■ Entries shown

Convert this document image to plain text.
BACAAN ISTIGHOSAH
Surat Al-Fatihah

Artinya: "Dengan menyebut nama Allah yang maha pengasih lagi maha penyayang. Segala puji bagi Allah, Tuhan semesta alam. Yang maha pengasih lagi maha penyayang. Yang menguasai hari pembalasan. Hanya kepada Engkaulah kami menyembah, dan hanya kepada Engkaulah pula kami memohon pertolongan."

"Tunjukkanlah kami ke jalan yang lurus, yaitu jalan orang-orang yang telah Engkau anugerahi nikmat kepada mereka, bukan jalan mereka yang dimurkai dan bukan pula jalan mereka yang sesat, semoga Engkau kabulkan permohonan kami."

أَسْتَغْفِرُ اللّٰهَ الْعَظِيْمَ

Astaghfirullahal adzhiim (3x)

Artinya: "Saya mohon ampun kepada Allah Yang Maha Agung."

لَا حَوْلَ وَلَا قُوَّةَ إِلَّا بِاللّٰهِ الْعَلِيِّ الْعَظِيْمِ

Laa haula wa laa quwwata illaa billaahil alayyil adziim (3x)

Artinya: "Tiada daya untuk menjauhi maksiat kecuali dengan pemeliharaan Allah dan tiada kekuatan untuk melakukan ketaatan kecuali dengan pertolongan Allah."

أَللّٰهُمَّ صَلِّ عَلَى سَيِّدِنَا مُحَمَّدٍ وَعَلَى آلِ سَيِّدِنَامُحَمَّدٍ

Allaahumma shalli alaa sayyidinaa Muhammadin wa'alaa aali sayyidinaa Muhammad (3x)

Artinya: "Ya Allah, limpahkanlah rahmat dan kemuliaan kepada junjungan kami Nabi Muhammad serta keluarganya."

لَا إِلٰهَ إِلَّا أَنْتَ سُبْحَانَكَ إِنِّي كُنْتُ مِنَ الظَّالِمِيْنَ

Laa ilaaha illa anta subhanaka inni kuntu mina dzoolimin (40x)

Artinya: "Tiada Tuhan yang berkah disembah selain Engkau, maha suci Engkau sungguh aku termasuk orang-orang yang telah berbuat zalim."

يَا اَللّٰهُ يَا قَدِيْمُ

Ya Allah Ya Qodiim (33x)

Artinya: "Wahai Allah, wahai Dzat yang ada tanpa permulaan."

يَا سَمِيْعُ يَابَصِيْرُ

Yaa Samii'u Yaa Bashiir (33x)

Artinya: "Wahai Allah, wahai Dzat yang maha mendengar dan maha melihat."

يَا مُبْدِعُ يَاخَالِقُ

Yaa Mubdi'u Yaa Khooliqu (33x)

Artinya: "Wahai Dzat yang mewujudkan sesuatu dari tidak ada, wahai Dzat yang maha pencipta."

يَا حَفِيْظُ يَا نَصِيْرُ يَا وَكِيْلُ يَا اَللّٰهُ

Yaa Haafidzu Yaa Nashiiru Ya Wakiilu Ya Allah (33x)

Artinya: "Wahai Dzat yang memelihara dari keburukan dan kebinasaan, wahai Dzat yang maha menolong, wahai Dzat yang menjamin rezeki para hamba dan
...
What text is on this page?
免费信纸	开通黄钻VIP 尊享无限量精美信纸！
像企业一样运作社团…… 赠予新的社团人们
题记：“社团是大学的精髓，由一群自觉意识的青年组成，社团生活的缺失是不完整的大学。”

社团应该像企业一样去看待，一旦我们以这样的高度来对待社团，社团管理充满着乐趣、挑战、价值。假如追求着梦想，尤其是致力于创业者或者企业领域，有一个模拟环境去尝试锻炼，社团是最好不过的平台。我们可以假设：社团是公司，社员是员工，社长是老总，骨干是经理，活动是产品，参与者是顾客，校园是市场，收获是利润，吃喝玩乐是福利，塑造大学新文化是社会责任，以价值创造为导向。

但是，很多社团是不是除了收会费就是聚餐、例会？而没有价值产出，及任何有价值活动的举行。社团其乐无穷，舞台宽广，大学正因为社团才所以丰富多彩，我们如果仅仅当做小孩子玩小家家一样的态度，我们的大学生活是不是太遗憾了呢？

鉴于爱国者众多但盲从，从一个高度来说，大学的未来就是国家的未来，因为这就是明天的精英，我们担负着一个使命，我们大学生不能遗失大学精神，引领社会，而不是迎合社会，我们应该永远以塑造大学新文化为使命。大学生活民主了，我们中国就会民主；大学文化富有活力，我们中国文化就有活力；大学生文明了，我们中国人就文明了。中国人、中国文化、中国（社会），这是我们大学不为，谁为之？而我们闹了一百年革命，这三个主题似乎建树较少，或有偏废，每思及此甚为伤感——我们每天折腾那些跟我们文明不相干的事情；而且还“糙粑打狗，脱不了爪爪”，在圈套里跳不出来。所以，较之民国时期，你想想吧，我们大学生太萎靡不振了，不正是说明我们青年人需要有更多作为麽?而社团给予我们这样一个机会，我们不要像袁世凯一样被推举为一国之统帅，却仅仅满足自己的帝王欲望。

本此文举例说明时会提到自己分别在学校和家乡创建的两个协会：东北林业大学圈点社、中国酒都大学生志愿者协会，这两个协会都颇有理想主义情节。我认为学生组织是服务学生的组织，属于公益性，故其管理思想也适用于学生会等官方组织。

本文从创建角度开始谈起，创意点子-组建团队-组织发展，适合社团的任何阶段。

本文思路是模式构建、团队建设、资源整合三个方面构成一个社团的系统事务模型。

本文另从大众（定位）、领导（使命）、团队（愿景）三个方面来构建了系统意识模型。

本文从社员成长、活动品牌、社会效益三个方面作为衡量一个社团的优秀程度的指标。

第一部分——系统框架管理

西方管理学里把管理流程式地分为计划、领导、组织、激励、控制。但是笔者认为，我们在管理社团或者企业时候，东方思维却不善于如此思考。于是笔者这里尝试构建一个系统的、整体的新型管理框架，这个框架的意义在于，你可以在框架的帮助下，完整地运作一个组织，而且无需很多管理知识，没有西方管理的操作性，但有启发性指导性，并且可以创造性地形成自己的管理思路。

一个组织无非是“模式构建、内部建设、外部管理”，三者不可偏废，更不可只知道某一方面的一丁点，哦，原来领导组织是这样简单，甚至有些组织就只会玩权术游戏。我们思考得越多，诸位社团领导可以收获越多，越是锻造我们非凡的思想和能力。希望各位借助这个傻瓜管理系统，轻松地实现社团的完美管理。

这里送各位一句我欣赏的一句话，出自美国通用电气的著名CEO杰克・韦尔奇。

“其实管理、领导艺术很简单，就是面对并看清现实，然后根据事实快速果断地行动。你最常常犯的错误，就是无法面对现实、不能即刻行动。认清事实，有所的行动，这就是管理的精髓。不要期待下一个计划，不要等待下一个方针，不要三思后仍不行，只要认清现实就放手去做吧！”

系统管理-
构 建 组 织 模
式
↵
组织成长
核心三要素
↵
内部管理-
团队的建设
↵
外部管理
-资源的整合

■ Set exercise
State only the number of lines in these entries that contain "Tuhan".

■ Answer for this exercise
2